[Data records]
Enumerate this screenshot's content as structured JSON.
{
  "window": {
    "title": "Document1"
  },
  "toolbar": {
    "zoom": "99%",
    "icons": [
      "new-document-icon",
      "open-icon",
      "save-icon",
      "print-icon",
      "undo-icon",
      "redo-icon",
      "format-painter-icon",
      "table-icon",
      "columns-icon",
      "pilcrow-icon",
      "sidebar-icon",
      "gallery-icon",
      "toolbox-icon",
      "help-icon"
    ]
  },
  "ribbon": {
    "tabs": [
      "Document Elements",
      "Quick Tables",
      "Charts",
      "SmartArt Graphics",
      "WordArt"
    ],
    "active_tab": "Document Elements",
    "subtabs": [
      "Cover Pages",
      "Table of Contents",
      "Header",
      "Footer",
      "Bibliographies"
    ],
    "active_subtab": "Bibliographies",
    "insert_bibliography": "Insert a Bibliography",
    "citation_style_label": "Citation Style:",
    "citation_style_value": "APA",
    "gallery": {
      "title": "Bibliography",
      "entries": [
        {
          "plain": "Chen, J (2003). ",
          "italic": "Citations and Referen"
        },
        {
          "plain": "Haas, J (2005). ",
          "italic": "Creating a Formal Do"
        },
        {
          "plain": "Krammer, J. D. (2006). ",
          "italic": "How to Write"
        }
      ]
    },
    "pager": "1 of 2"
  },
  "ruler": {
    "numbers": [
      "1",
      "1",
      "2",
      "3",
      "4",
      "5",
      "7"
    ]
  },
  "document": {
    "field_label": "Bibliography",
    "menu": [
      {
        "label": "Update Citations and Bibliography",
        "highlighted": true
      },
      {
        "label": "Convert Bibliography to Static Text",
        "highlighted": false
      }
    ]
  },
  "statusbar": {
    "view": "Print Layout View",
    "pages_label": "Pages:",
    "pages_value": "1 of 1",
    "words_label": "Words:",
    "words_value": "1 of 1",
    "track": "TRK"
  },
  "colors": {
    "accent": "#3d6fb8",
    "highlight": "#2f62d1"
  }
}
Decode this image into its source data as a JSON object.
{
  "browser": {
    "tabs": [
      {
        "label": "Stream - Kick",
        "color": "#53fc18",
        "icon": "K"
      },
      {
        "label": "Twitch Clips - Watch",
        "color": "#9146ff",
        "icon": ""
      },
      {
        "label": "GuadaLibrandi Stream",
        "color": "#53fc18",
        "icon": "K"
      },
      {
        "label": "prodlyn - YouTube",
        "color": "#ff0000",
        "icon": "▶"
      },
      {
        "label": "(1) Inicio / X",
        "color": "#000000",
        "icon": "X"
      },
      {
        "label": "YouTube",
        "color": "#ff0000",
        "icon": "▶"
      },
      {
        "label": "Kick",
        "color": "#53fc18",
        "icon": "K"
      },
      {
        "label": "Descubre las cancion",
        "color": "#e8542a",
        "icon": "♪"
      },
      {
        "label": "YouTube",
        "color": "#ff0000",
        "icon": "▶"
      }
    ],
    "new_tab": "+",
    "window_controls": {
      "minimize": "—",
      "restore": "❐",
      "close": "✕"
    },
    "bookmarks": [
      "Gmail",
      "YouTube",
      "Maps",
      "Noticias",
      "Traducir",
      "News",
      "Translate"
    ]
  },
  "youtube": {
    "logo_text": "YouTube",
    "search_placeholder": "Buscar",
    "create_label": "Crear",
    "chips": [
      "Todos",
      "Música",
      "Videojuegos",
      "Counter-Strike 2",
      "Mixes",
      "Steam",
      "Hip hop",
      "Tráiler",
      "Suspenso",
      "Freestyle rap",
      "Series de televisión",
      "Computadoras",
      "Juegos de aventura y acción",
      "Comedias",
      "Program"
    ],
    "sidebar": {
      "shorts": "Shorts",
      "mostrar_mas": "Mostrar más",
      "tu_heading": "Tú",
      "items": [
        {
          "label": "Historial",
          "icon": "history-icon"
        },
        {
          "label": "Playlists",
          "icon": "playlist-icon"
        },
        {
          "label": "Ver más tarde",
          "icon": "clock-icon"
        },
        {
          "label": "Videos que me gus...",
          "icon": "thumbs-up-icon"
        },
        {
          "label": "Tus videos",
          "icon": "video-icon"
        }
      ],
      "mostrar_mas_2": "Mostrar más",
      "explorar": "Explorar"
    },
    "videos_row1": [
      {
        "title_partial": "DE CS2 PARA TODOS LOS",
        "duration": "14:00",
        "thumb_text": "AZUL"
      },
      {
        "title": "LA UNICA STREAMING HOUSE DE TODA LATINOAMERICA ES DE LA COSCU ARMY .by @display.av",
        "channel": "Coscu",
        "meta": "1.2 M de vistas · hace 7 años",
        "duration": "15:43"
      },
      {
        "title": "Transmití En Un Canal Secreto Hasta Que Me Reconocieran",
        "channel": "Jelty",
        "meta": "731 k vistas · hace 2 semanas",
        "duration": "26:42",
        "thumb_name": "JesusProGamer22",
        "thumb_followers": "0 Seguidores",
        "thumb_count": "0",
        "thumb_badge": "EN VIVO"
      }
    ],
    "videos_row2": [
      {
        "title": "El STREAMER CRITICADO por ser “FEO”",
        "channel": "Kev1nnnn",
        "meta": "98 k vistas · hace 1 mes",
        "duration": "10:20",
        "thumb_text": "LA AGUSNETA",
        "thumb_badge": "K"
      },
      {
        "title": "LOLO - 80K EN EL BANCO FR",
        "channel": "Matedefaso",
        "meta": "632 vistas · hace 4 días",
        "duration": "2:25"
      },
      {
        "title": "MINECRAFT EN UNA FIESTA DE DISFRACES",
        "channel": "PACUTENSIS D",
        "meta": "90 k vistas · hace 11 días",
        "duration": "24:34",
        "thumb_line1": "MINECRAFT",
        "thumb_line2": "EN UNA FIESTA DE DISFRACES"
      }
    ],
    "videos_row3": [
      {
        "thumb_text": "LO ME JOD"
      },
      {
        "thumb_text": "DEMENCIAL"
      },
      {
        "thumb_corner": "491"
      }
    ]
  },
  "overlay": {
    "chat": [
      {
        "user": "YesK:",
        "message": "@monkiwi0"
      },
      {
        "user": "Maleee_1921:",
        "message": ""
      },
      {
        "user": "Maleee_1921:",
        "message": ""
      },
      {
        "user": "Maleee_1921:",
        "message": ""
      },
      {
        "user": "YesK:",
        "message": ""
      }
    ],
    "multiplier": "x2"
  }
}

DIRECTION:
In the listing, find every line with the word "Mostrar" and state how many there are, nothing more.

ANSWER TO THIS PROBLEM:
2